# START OF Provided data
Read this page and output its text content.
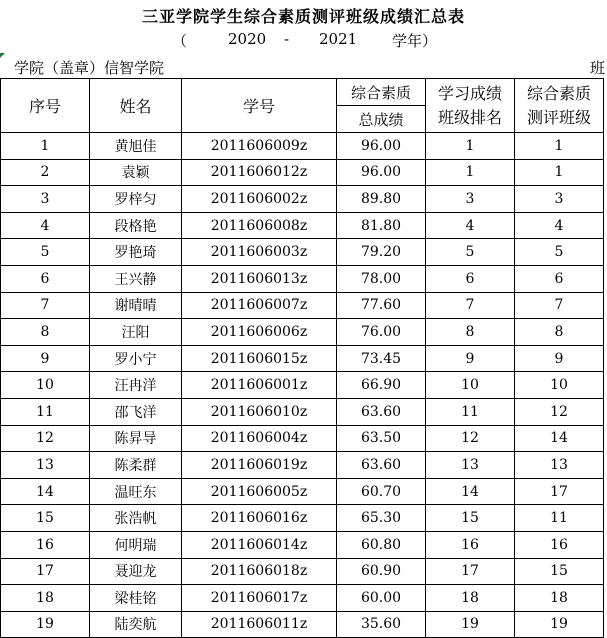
三亚学院学生综合素质测评班级成绩汇总表
（	2020 - 2021 学年）
学院（盖章）信智学院	班
序号	姓名	学号	综合素质	学习成绩班级排名	综合素质测评班级
			总成绩		
1	黄旭佳	2011606009z	96.00	1	1
2	袁颖	2011606012z	96.00	1	1
3	罗梓匀	2011606002z	89.80	3	3
4	段格艳	2011606008z	81.80	4	4
5	罗艳琦	2011606003z	79.20	5	5
6	王兴静	2011606013z	78.00	6	6
7	谢晴晴	2011606007z	77.60	7	7
8	汪阳	2011606006z	76.00	8	8
9	罗小宁	2011606015z	73.45	9	9
10	汪冉洋	2011606001z	66.90	10	10
11	邵飞洋	2011606010z	63.60	11	12
12	陈昇导	2011606004z	63.50	12	14
13	陈柔群	2011606019z	63.60	13	13
14	温旺东	2011606005z	60.70	14	17
15	张浩帆	2011606016z	65.30	15	11
16	何明瑞	2011606014z	60.80	16	16
17	聂迎龙	2011606018z	60.90	17	15
18	梁桂铭	2011606017z	60.00	18	18
19	陆奕航	2011606011z	35.60	19	19
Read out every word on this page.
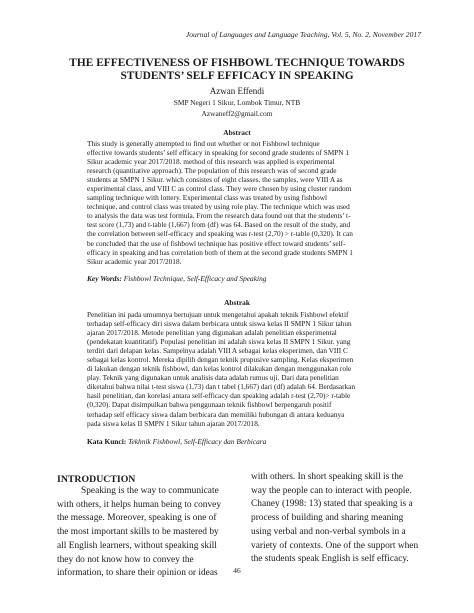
Journal of Languages and Language Teaching, Vol. 5, No. 2, November 2017
THE EFFECTIVENESS OF FISHBOWL TECHNIQUE TOWARDS
STUDENTS’ SELF EFFICACY IN SPEAKING
Azwan Effendi
SMP Negeri 1 Sikur, Lombok Timur, NTB
Azwaneff2@gmail.com
Abstract
This study is generally attempted to find out whether or not Fishbowl technique
effective towards students’ self efficacy in speaking for second grade students of SMPN 1
Sikur academic year 2017/2018. method of this research was applied is experimental
research (quantitative approach). The population of this research was of second grade
students at SMPN 1 Sikur. which consistes of eight classes. the samples, were VIII A as
experimental class, and VIII C as control class. They were chosen by using cluster random
sampling technique with lottery. Experimental class was treated by using fishbowl
technique, and control class was treated by using role play. The technique which was used
to analysis the data was test formula. From the research data found out that the students’ t-
test score (1,73) and t-table (1,667) from (df) was 64. Based on the result of the study, and
the correlation between self-efficacy and speaking was r-test (2,70) > r-table (0,320). It can
be concluded that the use of fishbowl technique has positive effect toward students’ self-
efficacy in speaking and has correlation both of them at the second grade students SMPN 1
Sikur academic year 2017/2018.
Key Words: Fishbowl Technique, Self-Efficacy and Speaking
Abstrak
Penelitian ini pada umumnya bertujuan untuk mengetahui apakah teknik Fishbowl efektif
terhadap self-efficacy diri siswa dalam berbicara untuk siswa kelas II SMPN 1 Sikur tahun
ajaran 2017/2018. Metode penelitian yang digunakan adalah penelitian eksperimental
(pendekatan kuantitatif). Populasi penelitian ini adalah siswa kelas II SMPN 1 Sikur. yang
terdiri dari delapan kelas. Sampelnya adalah VIII A sebagai kelas eksperimen, dan VIII C
sebagai kelas kontrol. Mereka dipilih dengan teknik prupusive sampling. Kelas eksperimen
di lakukan dengan teknik fishbowl, dan kelas kontrol dilakukan dengan menggunakan role
play. Teknik yang digunakan untuk analisis data adalah rumus uji. Dari data penelitian
diketahui bahwa nilai t-test siswa (1,73) dan t tabel (1,667) dari (df) adalah 64. Berdasarkan
hasil penelitian, dan korelasi antara self-efficacy dan speaking adalah r-test (2,70)> r-table
(0,320). Dapat disimpulkan bahwa penggunaan teknik fishbowl berpengaruh positif
terhadap self efficacy siswa dalam berbicara dan memiliki hubungan di antara keduanya
pada siswa kelas II SMPN 1 Sikur tahun ajaran 2017/2018.
Kata Kunci: Tekhnik Fishbowl, Self-Efficacy dan Berbicara
INTRODUCTION
Speaking is the way to communicate
with others, it helps human being to convey
the message. Moreover, speaking is one of
the most important skills to be mastered by
all English learners, without speaking skill
they do not know how to convey the
information, to share their opinion or ideas
with others. In short speaking skill is the
way the people can to interact with people.
Chaney (1998: 13) stated that speaking is a
process of building and sharing meaning
using verbal and non-verbal symbols in a
variety of contexts. One of the support when
the students speak English is self efficacy.
46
# END OF Provided data
(Exercise instructions): Take the data above and repeat it exactly, leaving each picture out.

(Result of the exercise):
Read this page and output its text content.
三亚学院学生综合素质测评班级成绩汇总表
（	2020 - 2021 学年）
学院（盖章）信智学院	班
序号	姓名	学号	综合素质	学习成绩班级排名	综合素质测评班级
			总成绩		
1	黄旭佳	2011606009z	96.00	1	1
2	袁颖	2011606012z	96.00	1	1
3	罗梓匀	2011606002z	89.80	3	3
4	段格艳	2011606008z	81.80	4	4
5	罗艳琦	2011606003z	79.20	5	5
6	王兴静	2011606013z	78.00	6	6
7	谢晴晴	2011606007z	77.60	7	7
8	汪阳	2011606006z	76.00	8	8
9	罗小宁	2011606015z	73.45	9	9
10	汪冉洋	2011606001z	66.90	10	10
11	邵飞洋	2011606010z	63.60	11	12
12	陈昇导	2011606004z	63.50	12	14
13	陈柔群	2011606019z	63.60	13	13
14	温旺东	2011606005z	60.70	14	17
15	张浩帆	2011606016z	65.30	15	11
16	何明瑞	2011606014z	60.80	16	16
17	聂迎龙	2011606018z	60.90	17	15
18	梁桂铭	2011606017z	60.00	18	18
19	陆奕航	2011606011z	35.60	19	19
Read out every word on this page.
Journal of Languages and Language Teaching, Vol. 5, No. 2, November 2017
THE EFFECTIVENESS OF FISHBOWL TECHNIQUE TOWARDS
STUDENTS’ SELF EFFICACY IN SPEAKING
Azwan Effendi
SMP Negeri 1 Sikur, Lombok Timur, NTB
Azwaneff2@gmail.com
Abstract
This study is generally attempted to find out whether or not Fishbowl technique
effective towards students’ self efficacy in speaking for second grade students of SMPN 1
Sikur academic year 2017/2018. method of this research was applied is experimental
research (quantitative approach). The population of this research was of second grade
students at SMPN 1 Sikur. which consistes of eight classes. the samples, were VIII A as
experimental class, and VIII C as control class. They were chosen by using cluster random
sampling technique with lottery. Experimental class was treated by using fishbowl
technique, and control class was treated by using role play. The technique which was used
to analysis the data was test formula. From the research data found out that the students’ t-
test score (1,73) and t-table (1,667) from (df) was 64. Based on the result of the study, and
the correlation between self-efficacy and speaking was r-test (2,70) > r-table (0,320). It can
be concluded that the use of fishbowl technique has positive effect toward students’ self-
efficacy in speaking and has correlation both of them at the second grade students SMPN 1
Sikur academic year 2017/2018.
Key Words: Fishbowl Technique, Self-Efficacy and Speaking
Abstrak
Penelitian ini pada umumnya bertujuan untuk mengetahui apakah teknik Fishbowl efektif
terhadap self-efficacy diri siswa dalam berbicara untuk siswa kelas II SMPN 1 Sikur tahun
ajaran 2017/2018. Metode penelitian yang digunakan adalah penelitian eksperimental
(pendekatan kuantitatif). Populasi penelitian ini adalah siswa kelas II SMPN 1 Sikur. yang
terdiri dari delapan kelas. Sampelnya adalah VIII A sebagai kelas eksperimen, dan VIII C
sebagai kelas kontrol. Mereka dipilih dengan teknik prupusive sampling. Kelas eksperimen
di lakukan dengan teknik fishbowl, dan kelas kontrol dilakukan dengan menggunakan role
play. Teknik yang digunakan untuk analisis data adalah rumus uji. Dari data penelitian
diketahui bahwa nilai t-test siswa (1,73) dan t tabel (1,667) dari (df) adalah 64. Berdasarkan
hasil penelitian, dan korelasi antara self-efficacy dan speaking adalah r-test (2,70)> r-table
(0,320). Dapat disimpulkan bahwa penggunaan teknik fishbowl berpengaruh positif
terhadap self efficacy siswa dalam berbicara dan memiliki hubungan di antara keduanya
pada siswa kelas II SMPN 1 Sikur tahun ajaran 2017/2018.
Kata Kunci: Tekhnik Fishbowl, Self-Efficacy dan Berbicara
INTRODUCTION
Speaking is the way to communicate
with others, it helps human being to convey
the message. Moreover, speaking is one of
the most important skills to be mastered by
all English learners, without speaking skill
they do not know how to convey the
information, to share their opinion or ideas
with others. In short speaking skill is the
way the people can to interact with people.
Chaney (1998: 13) stated that speaking is a
process of building and sharing meaning
using verbal and non-verbal symbols in a
variety of contexts. One of the support when
the students speak English is self efficacy.
46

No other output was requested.